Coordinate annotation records
· · · · ·

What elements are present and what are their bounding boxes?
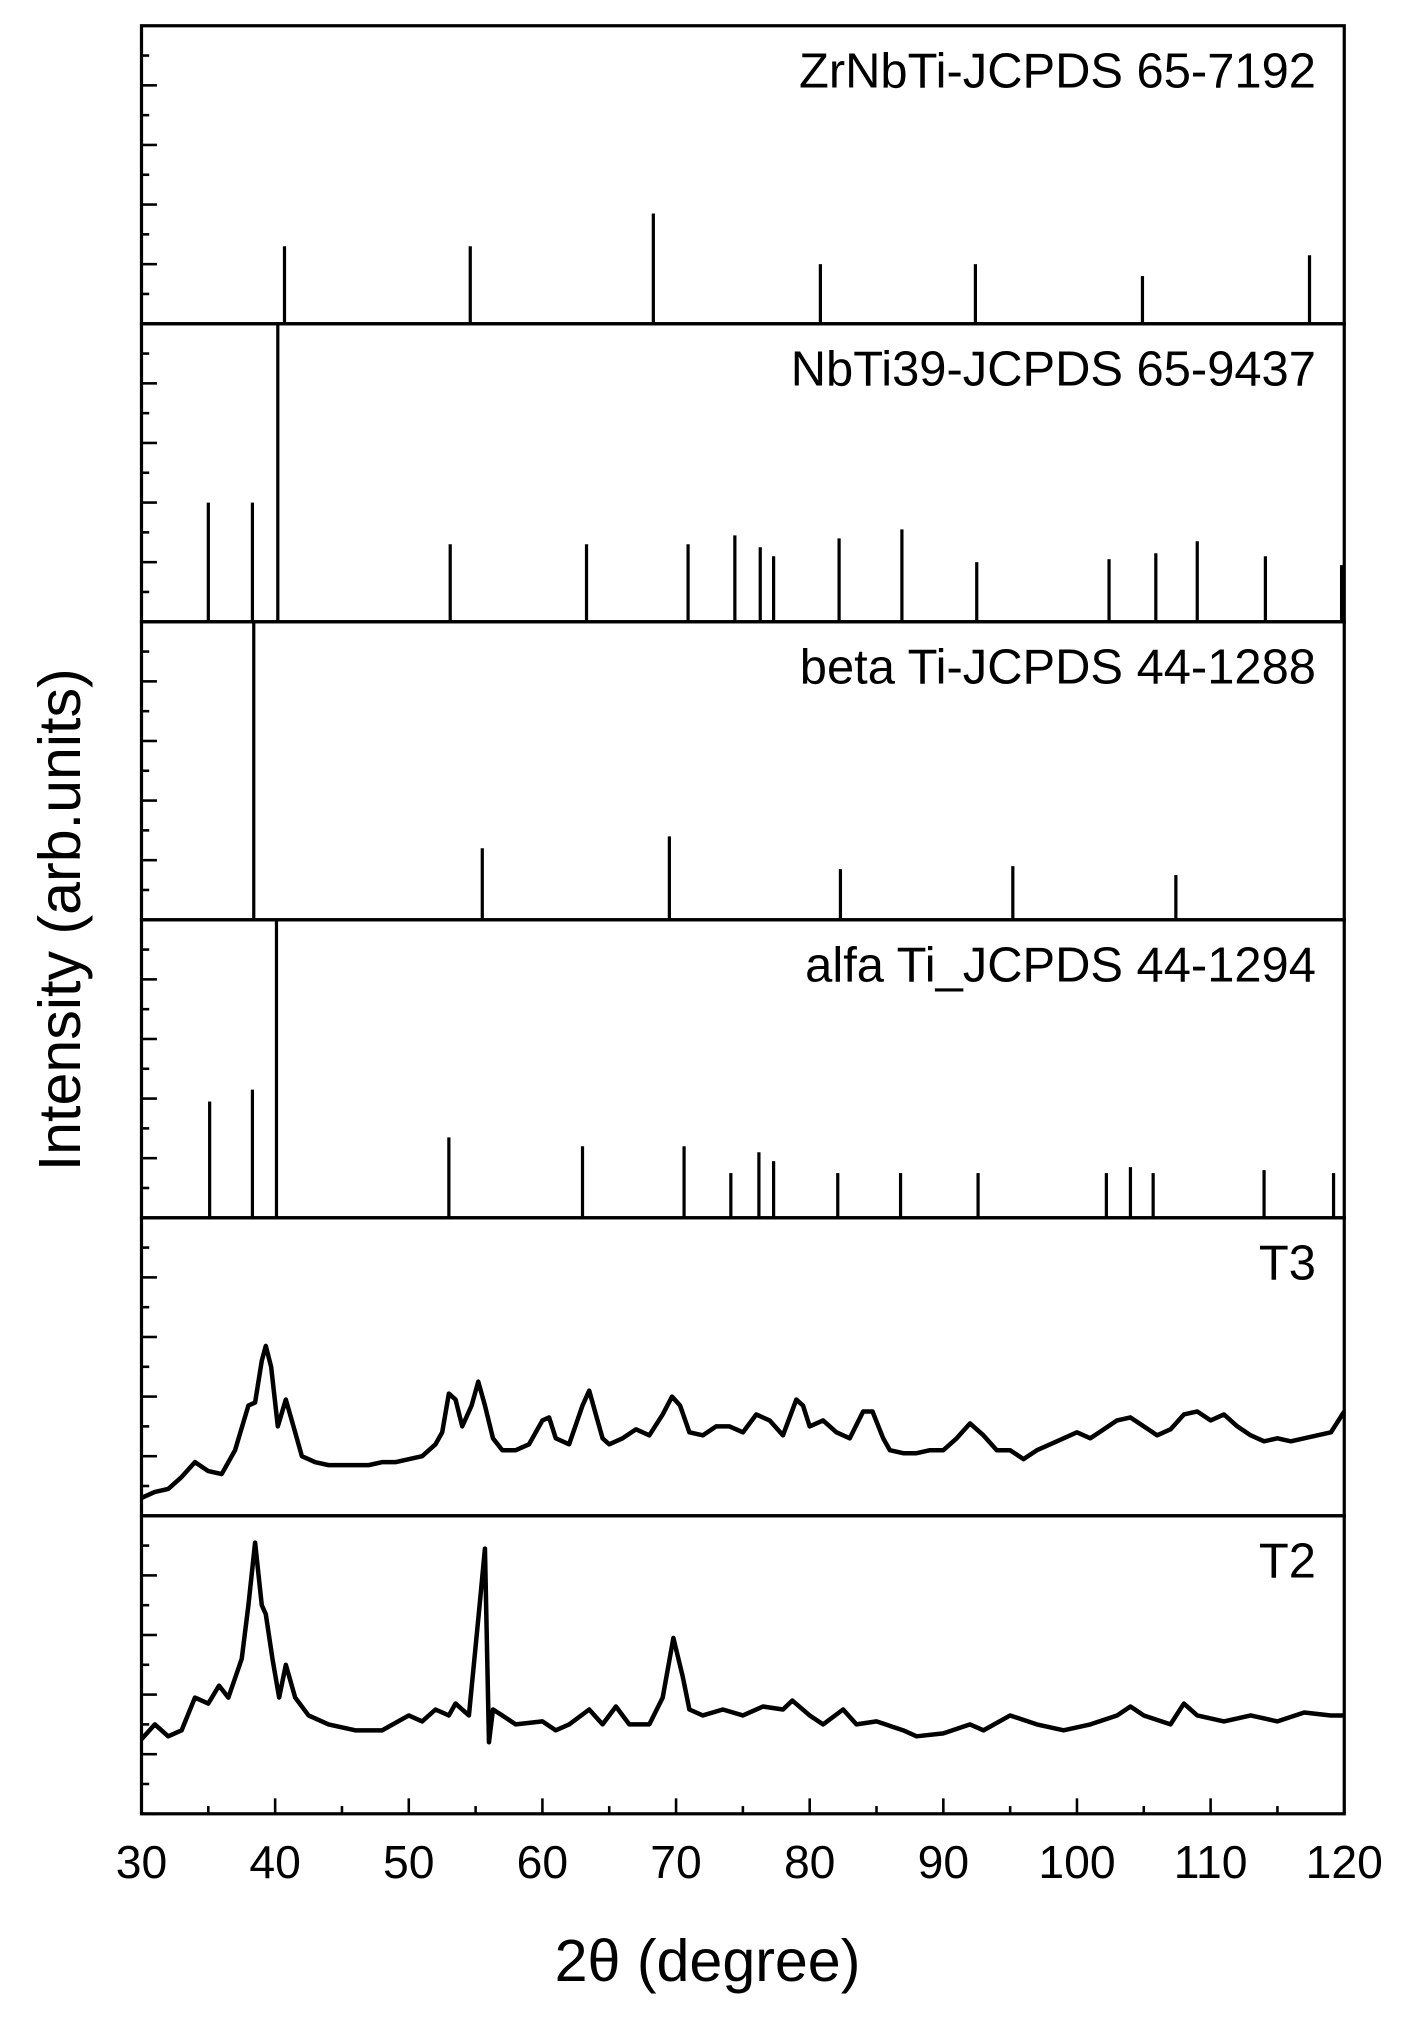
x-tick-label: 70 [650,1836,702,1888]
x-tick-label: 100 [1038,1836,1115,1888]
x-tick-label: 80 [784,1836,836,1888]
panel-label: ZrNbTi-JCPDS 65-7192 [799,44,1316,98]
x-axis-title: 2θ (degree) [555,1927,861,1994]
x-tick-label: 120 [1306,1836,1383,1888]
x-tick-label: 30 [116,1836,168,1888]
xrd-curve [139,1540,1345,1745]
x-tick-label: 110 [1174,1836,1248,1888]
panel-label: NbTi39-JCPDS 65-9437 [791,343,1316,397]
x-tick-label: 90 [918,1836,970,1888]
panel-label: T2 [1259,1535,1316,1589]
panel-label: beta Ti-JCPDS 44-1288 [800,641,1316,695]
x-tick-label: 40 [249,1836,301,1888]
y-axis-title: Intensity (arb.units) [26,668,93,1171]
xrd-curve [140,1343,1347,1500]
x-tick-label: 60 [517,1836,569,1888]
x-tick-label: 50 [383,1836,435,1888]
panel-label: T3 [1259,1237,1316,1291]
panel-label: alfa Ti_JCPDS 44-1294 [805,939,1316,993]
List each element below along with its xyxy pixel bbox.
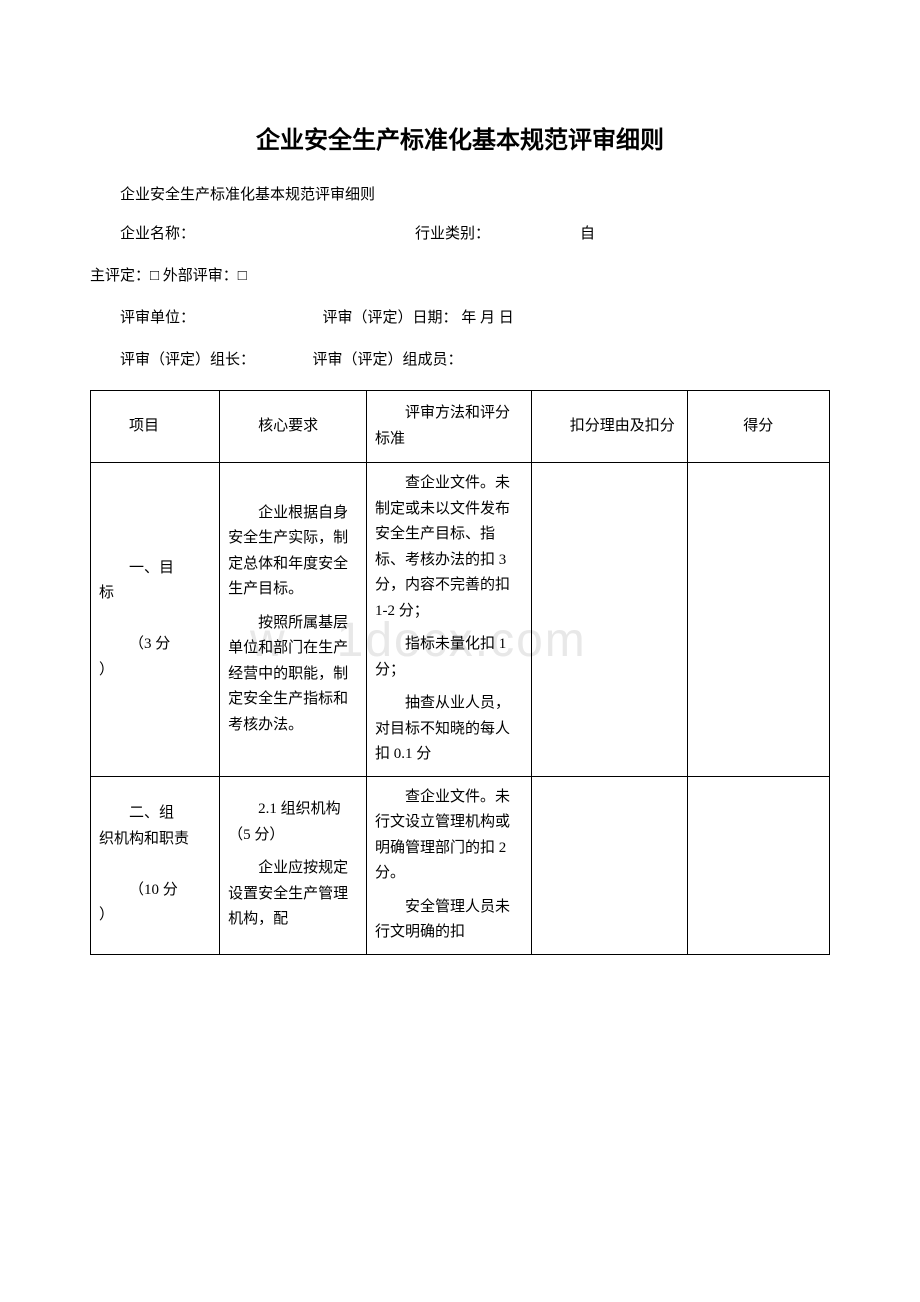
leader-label: 评审（评定）组长：: [120, 352, 255, 368]
meta-row-2: 评审单位： 评审（评定）日期： 年 月 日: [90, 306, 830, 330]
self-eval-label-part1: 自: [580, 226, 595, 242]
table-row: 一、目标 （3 分） 企业根据自身安全生产实际，制定总体和年度安全生产目标。 按…: [91, 463, 830, 777]
header-method: 评审方法和评分标准: [367, 391, 532, 463]
cell-score-2: [687, 776, 829, 954]
cell-method-2: 查企业文件。未行文设立管理机构或明确管理部门的扣 2 分。 安全管理人员未行文明…: [367, 776, 532, 954]
cell-score-1: [687, 463, 829, 777]
document-subtitle: 企业安全生产标准化基本规范评审细则: [90, 183, 830, 204]
cell-project-2: 二、组织机构和职责 （10 分）: [91, 776, 220, 954]
review-date-label: 评审（评定）日期： 年 月 日: [323, 310, 514, 326]
industry-label: 行业类别：: [415, 226, 490, 242]
cell-deduction-1: [531, 463, 687, 777]
company-name-label: 企业名称：: [120, 226, 195, 242]
members-label: 评审（评定）组成员：: [313, 352, 463, 368]
cell-method-1: 查企业文件。未制定或未以文件发布安全生产目标、指标、考核办法的扣 3 分，内容不…: [367, 463, 532, 777]
document-title: 企业安全生产标准化基本规范评审细则: [90, 120, 830, 155]
header-requirement: 核心要求: [220, 391, 367, 463]
cell-requirement-1: 企业根据自身安全生产实际，制定总体和年度安全生产目标。 按照所属基层单位和部门在…: [220, 463, 367, 777]
header-deduction: 扣分理由及扣分: [531, 391, 687, 463]
cell-project-1: 一、目标 （3 分）: [91, 463, 220, 777]
meta-row-1: 企业名称： 行业类别： 自: [90, 222, 830, 246]
meta-row-3: 评审（评定）组长： 评审（评定）组成员：: [90, 348, 830, 372]
header-project: 项目: [91, 391, 220, 463]
table-header-row: 项目 核心要求 评审方法和评分标准 扣分理由及扣分 得分: [91, 391, 830, 463]
self-eval-label-part2: 主评定：□ 外部评审：□: [90, 268, 247, 284]
evaluation-table: 项目 核心要求 评审方法和评分标准 扣分理由及扣分 得分 一、目标 （3 分） …: [90, 390, 830, 955]
table-row: 二、组织机构和职责 （10 分） 2.1 组织机构（5 分） 企业应按规定设置安…: [91, 776, 830, 954]
meta-row-1b: 主评定：□ 外部评审：□: [90, 264, 830, 288]
cell-requirement-2: 2.1 组织机构（5 分） 企业应按规定设置安全生产管理机构，配: [220, 776, 367, 954]
header-score: 得分: [687, 391, 829, 463]
review-unit-label: 评审单位：: [120, 310, 195, 326]
cell-deduction-2: [531, 776, 687, 954]
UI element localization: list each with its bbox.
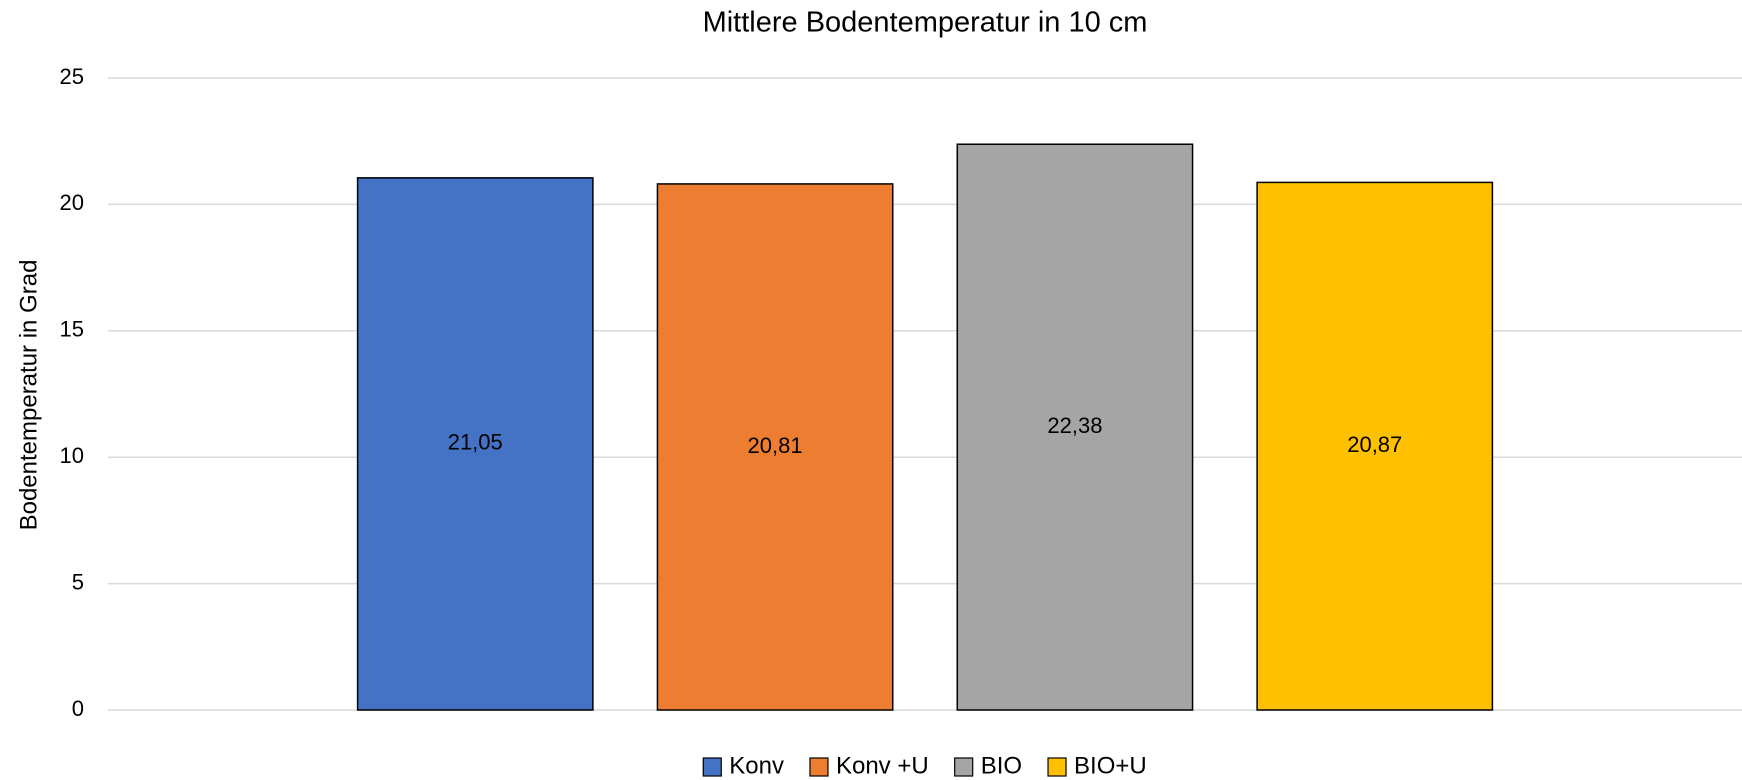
y-tick-label: 25 xyxy=(60,64,84,89)
legend-swatch xyxy=(809,757,829,777)
legend-label: BIO xyxy=(981,752,1022,779)
data-label: 20,81 xyxy=(748,433,803,458)
bar xyxy=(356,177,594,711)
legend-swatch xyxy=(1047,757,1067,777)
bar xyxy=(656,183,894,711)
y-tick-label: 5 xyxy=(72,569,84,594)
y-tick-label: 15 xyxy=(60,317,84,342)
legend-swatch xyxy=(954,757,974,777)
y-tick-label: 10 xyxy=(60,443,84,468)
y-tick-label: 20 xyxy=(60,190,84,215)
data-label: 20,87 xyxy=(1347,432,1402,457)
y-tick-label: 0 xyxy=(72,696,84,721)
data-label: 22,38 xyxy=(1047,413,1102,438)
chart-title: Mittlere Bodentemperatur in 10 cm xyxy=(703,7,1148,39)
legend-label: Konv xyxy=(729,752,784,779)
data-label: 21,05 xyxy=(448,430,503,455)
bar xyxy=(1256,181,1494,711)
bar xyxy=(956,143,1194,711)
legend-swatch xyxy=(702,757,722,777)
legend-label: BIO+U xyxy=(1074,752,1147,779)
legend-label: Konv +U xyxy=(836,752,929,779)
y-axis-label: Bodentemperatur in Grad xyxy=(15,260,42,531)
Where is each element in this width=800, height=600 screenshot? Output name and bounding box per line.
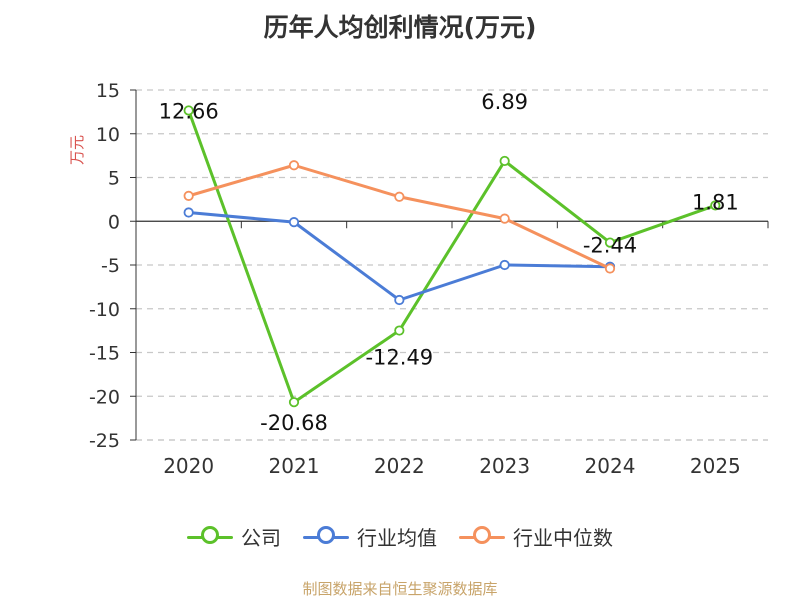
- series-point-1: [394, 294, 405, 306]
- x-tick-label: 2022: [374, 454, 425, 478]
- source-note: 制图数据来自恒生聚源数据库: [302, 580, 498, 598]
- series-point-2: [288, 160, 300, 171]
- y-tick-label: 10: [96, 124, 120, 146]
- y-tick-label: 15: [96, 80, 120, 102]
- series-point-1: [288, 217, 300, 228]
- series-point-1: [499, 259, 510, 271]
- chart-title: 历年人均创利情况(万元): [263, 13, 537, 42]
- data-label: 6.89: [481, 90, 528, 114]
- series-point-2: [604, 263, 616, 274]
- series-point-0: [710, 200, 721, 211]
- legend-swatch: [459, 525, 505, 549]
- x-tick-label: 2023: [479, 454, 530, 478]
- gridlines: [136, 89, 768, 441]
- data-labels: 12.66 -20.68 -12.49 6.89 -2.44 1.81: [159, 90, 739, 435]
- data-label: -20.68: [260, 411, 328, 435]
- data-label: -2.44: [583, 234, 637, 258]
- data-label: -12.49: [365, 346, 433, 370]
- series-point-2: [394, 191, 405, 202]
- legend-item-0[interactable]: 公司: [187, 522, 281, 551]
- y-tick-label: -25: [89, 430, 120, 452]
- series-point-2: [183, 190, 194, 201]
- legend-item-1[interactable]: 行业均值: [303, 522, 437, 551]
- series-point-0: [183, 105, 194, 116]
- series-line-0: [187, 109, 716, 404]
- y-tick-label: 0: [108, 211, 120, 233]
- series-point-0: [394, 325, 405, 336]
- data-label: 12.66: [159, 99, 219, 123]
- legend-swatch: [303, 525, 349, 549]
- axes: 15 10 5 0 -5 -10 -15 -20 -25 2020 2021 2022 2023 2024…: [68, 80, 769, 478]
- series-point-0: [288, 397, 300, 408]
- legend-label: 公司: [241, 526, 281, 550]
- y-tick-label: 5: [108, 168, 120, 190]
- legend: 公司 行业均值 行业中位数: [0, 522, 800, 551]
- x-tick-label: 2024: [585, 454, 636, 478]
- series-point-0: [499, 155, 510, 167]
- series-point-1: [183, 207, 194, 218]
- legend-swatch: [187, 525, 233, 549]
- legend-label: 行业均值: [357, 526, 437, 550]
- legend-label: 行业中位数: [513, 526, 613, 550]
- y-axis-label: 万元: [68, 135, 86, 165]
- x-tick-label: 2020: [163, 454, 214, 478]
- x-tick-label: 2025: [690, 454, 741, 478]
- legend-item-2[interactable]: 行业中位数: [459, 522, 613, 551]
- series-group: [183, 105, 721, 408]
- data-label: 1.81: [692, 190, 739, 214]
- series-point-0: [604, 237, 616, 248]
- y-tick-label: -15: [89, 343, 120, 365]
- y-tick-label: -20: [89, 386, 120, 408]
- x-tick-label: 2021: [269, 454, 320, 478]
- y-tick-label: -5: [101, 255, 120, 277]
- y-tick-label: -10: [89, 299, 120, 321]
- series-point-2: [499, 213, 510, 224]
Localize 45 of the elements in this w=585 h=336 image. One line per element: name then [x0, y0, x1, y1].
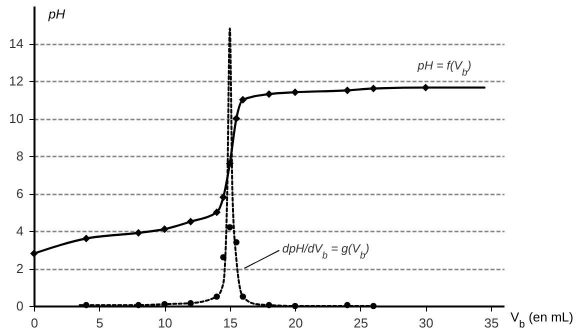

· · · · ·

** WHAT THE TASK ASKS **
Reproduce verbatim the lines of the records above, starting at the line containing "leader-label: 评审（评定）组长：: [120, 352, 255, 368]" and ending at the line containing "industry-label: 行业类别：: [415, 226, 490, 242]", with both of those lines included.

** RESULT OF THIS EXERCISE **
leader-label: 评审（评定）组长：: [120, 352, 255, 368]
meta-row-2: 评审单位： 评审（评定）日期： 年 月 日: [90, 306, 830, 330]
self-eval-label-part1: 自: [580, 226, 595, 242]
table-row: 一、目标 （3 分） 企业根据自身安全生产实际，制定总体和年度安全生产目标。 按…: [91, 463, 830, 777]
header-method: 评审方法和评分标准: [367, 391, 532, 463]
cell-score-2: [687, 776, 829, 954]
cell-method-2: 查企业文件。未行文设立管理机构或明确管理部门的扣 2 分。 安全管理人员未行文明…: [367, 776, 532, 954]
cell-score-1: [687, 463, 829, 777]
document-subtitle: 企业安全生产标准化基本规范评审细则: [90, 183, 830, 204]
cell-project-2: 二、组织机构和职责 （10 分）: [91, 776, 220, 954]
review-date-label: 评审（评定）日期： 年 月 日: [323, 310, 514, 326]
industry-label: 行业类别：: [415, 226, 490, 242]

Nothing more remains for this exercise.